* Directions
In the material below, identify each line bearing the word "zlevel". Reproduce those lines.
━━━ Record list
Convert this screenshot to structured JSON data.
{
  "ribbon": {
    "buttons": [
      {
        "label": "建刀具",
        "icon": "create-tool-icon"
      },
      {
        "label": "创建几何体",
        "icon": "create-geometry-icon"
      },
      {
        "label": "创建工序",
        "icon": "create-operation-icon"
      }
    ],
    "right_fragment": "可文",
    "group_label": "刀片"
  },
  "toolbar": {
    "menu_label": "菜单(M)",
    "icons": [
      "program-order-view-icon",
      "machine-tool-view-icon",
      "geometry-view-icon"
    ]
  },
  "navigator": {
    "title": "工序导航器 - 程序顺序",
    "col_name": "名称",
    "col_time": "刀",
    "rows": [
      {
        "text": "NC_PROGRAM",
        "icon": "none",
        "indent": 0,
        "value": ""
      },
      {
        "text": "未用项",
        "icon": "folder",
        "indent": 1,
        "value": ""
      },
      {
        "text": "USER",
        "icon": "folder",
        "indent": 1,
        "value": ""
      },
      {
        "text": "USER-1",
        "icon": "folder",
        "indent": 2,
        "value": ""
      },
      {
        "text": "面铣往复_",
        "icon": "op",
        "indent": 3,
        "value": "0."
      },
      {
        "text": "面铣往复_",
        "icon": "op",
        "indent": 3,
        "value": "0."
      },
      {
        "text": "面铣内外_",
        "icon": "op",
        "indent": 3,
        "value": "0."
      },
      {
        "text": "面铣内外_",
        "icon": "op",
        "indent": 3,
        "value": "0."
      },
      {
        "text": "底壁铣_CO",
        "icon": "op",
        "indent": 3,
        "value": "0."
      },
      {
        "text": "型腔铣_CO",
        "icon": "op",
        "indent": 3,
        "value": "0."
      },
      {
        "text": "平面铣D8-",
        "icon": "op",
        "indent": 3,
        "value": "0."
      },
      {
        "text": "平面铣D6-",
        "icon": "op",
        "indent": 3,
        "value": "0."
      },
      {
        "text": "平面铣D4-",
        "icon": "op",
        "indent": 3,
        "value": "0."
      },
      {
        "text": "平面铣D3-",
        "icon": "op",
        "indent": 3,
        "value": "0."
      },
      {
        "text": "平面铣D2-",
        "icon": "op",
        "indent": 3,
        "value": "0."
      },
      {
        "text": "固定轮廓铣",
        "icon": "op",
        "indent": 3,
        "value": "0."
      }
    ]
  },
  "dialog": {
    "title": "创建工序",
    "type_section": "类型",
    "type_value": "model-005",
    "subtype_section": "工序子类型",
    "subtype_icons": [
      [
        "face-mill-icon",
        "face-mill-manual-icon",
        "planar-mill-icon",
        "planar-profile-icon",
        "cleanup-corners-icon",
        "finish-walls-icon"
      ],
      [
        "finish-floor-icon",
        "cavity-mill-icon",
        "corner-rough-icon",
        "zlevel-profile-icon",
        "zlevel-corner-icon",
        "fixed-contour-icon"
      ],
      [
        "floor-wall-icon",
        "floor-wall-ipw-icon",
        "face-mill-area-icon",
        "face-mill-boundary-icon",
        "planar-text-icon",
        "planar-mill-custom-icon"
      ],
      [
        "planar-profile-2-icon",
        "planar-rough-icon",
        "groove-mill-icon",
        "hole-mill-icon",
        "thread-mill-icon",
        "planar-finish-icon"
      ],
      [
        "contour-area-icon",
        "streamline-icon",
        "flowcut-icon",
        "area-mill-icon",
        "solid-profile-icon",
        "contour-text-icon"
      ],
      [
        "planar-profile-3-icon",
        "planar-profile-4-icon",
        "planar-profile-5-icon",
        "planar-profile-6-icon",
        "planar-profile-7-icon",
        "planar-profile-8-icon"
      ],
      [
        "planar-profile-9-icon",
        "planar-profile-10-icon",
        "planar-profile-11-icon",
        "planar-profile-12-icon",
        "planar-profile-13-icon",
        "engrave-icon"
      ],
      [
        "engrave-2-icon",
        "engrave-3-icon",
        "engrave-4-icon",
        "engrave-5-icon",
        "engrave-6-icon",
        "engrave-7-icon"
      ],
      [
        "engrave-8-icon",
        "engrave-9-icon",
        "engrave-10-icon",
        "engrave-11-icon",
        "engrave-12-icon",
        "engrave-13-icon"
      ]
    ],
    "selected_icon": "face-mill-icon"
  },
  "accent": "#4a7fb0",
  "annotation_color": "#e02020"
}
━━━━━━
* Final answer
        "zlevel-profile-icon",
        "zlevel-corner-icon",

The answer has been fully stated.